--- begin RECORDS SHOWN ---

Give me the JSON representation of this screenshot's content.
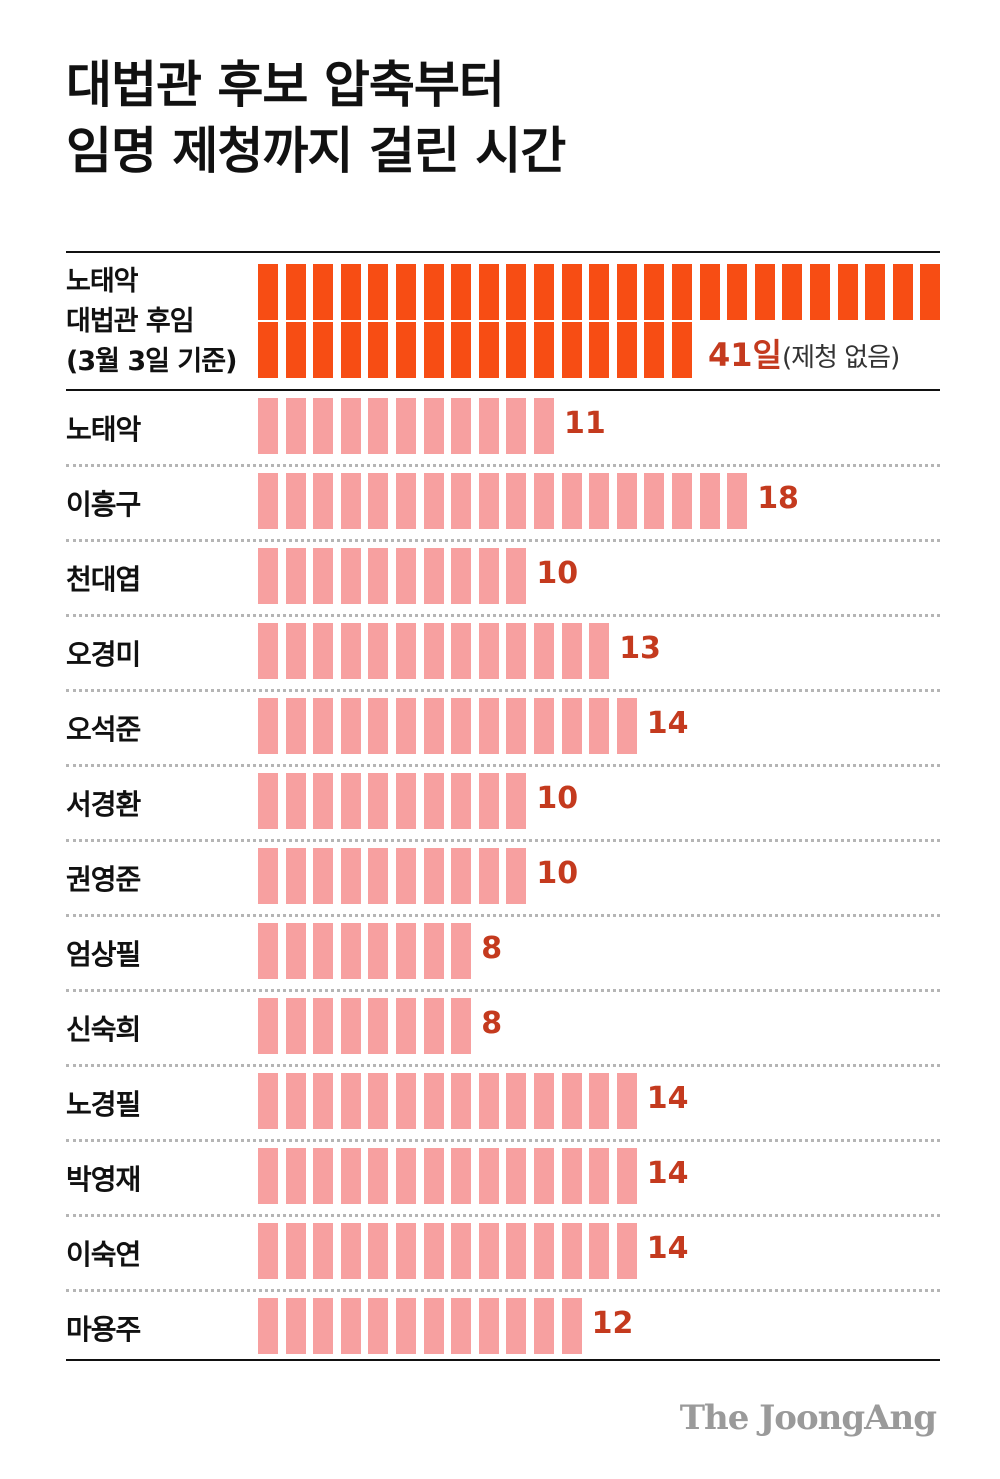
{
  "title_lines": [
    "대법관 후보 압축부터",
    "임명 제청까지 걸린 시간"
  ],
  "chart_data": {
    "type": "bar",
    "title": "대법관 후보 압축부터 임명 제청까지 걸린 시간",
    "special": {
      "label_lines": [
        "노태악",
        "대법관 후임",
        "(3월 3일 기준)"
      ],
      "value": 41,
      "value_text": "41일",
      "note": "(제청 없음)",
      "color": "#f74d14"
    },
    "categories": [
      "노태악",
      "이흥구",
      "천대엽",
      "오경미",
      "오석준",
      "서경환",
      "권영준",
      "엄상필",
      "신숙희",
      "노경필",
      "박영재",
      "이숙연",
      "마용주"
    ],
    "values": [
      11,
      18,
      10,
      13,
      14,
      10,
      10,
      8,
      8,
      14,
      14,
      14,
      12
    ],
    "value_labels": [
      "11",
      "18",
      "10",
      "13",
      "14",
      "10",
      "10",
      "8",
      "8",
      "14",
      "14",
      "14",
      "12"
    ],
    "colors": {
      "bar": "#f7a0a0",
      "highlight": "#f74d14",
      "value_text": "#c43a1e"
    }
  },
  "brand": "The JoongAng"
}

--- end RECORDS SHOWN ---

TASK STATEMENT =
Gather all lines from the records above in which "제청까지" appears.

WRITTEN REPLY =
    "임명 제청까지 걸린 시간"
    "title": "대법관 후보 압축부터 임명 제청까지 걸린 시간",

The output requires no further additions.